[Labeled region entries]
* * * * *

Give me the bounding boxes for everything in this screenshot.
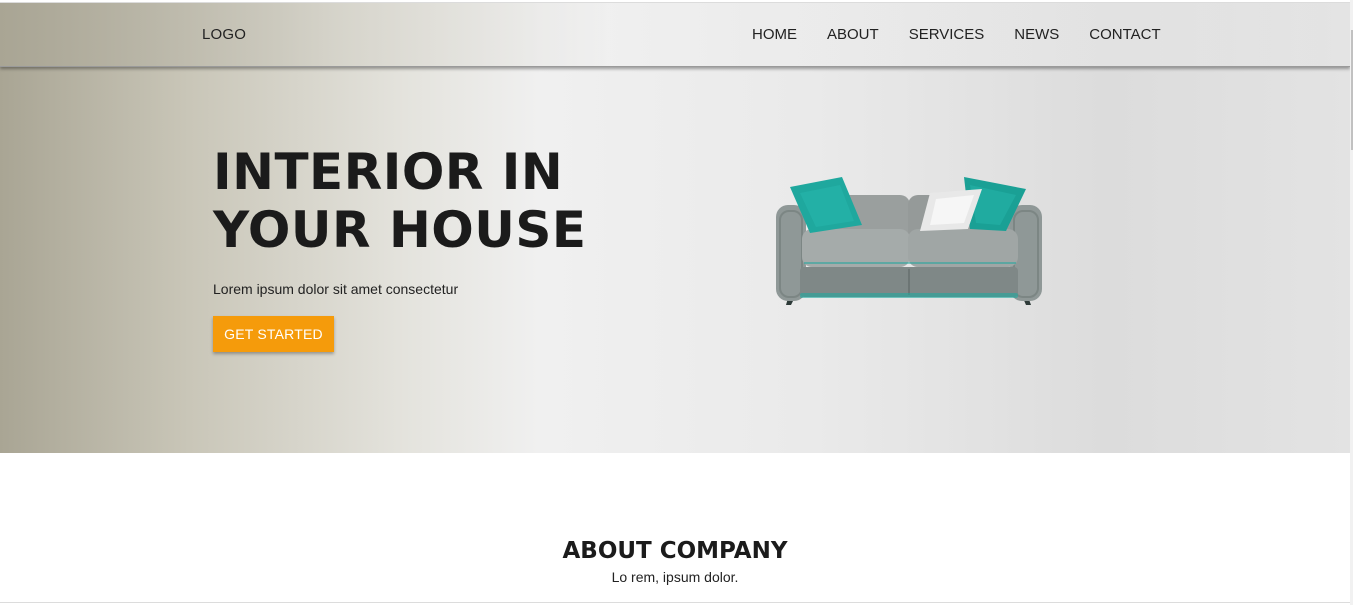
hero-subtitle: Lorem ipsum dolor sit amet consectetur [213, 281, 459, 297]
hero-section: LOGO HOME ABOUT SERVICES NEWS CONTACT IN… [0, 3, 1350, 453]
nav-about[interactable]: ABOUT [827, 26, 879, 43]
nav-home[interactable]: HOME [752, 26, 797, 43]
nav-news[interactable]: NEWS [1014, 26, 1059, 43]
hero-title-line1: INTERIOR IN [213, 143, 564, 201]
nav-contact[interactable]: CONTACT [1089, 26, 1160, 43]
logo[interactable]: LOGO [202, 26, 246, 43]
hero-title: INTERIOR IN YOUR HOUSE [213, 143, 633, 259]
main-nav: HOME ABOUT SERVICES NEWS CONTACT [752, 26, 1161, 43]
get-started-button[interactable]: GET STARTED [213, 316, 334, 352]
about-title: ABOUT COMPANY [562, 538, 788, 564]
nav-services[interactable]: SERVICES [909, 26, 985, 43]
sofa-image [776, 177, 1042, 305]
navbar: LOGO HOME ABOUT SERVICES NEWS CONTACT [0, 3, 1350, 67]
page: LOGO HOME ABOUT SERVICES NEWS CONTACT IN… [0, 2, 1350, 603]
about-subtitle: Lo rem, ipsum dolor. [611, 569, 739, 585]
hero-title-line2: YOUR HOUSE [213, 201, 587, 259]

* * * * *

→ **WHAT YOU WILL DO**:
Return every line of the listing above exactly, leaving out the picture.

→ **TASK RESULT**:
Give me the bounding boxes for everything in this screenshot.
hero-subtitle: Lorem ipsum dolor sit amet consectetur [213, 281, 459, 297]
hero-section: LOGO HOME ABOUT SERVICES NEWS CONTACT IN… [0, 3, 1350, 453]
nav-about[interactable]: ABOUT [827, 26, 879, 43]
nav-home[interactable]: HOME [752, 26, 797, 43]
nav-news[interactable]: NEWS [1014, 26, 1059, 43]
hero-title-line1: INTERIOR IN [213, 143, 564, 201]
nav-contact[interactable]: CONTACT [1089, 26, 1160, 43]
logo[interactable]: LOGO [202, 26, 246, 43]
hero-title: INTERIOR IN YOUR HOUSE [213, 143, 633, 259]
main-nav: HOME ABOUT SERVICES NEWS CONTACT [752, 26, 1161, 43]
get-started-button[interactable]: GET STARTED [213, 316, 334, 352]
about-title: ABOUT COMPANY [562, 538, 788, 564]
nav-services[interactable]: SERVICES [909, 26, 985, 43]
sofa-image [776, 177, 1042, 305]
navbar: LOGO HOME ABOUT SERVICES NEWS CONTACT [0, 3, 1350, 67]
page: LOGO HOME ABOUT SERVICES NEWS CONTACT IN… [0, 2, 1350, 603]
about-subtitle: Lo rem, ipsum dolor. [611, 569, 739, 585]
hero-title-line2: YOUR HOUSE [213, 201, 587, 259]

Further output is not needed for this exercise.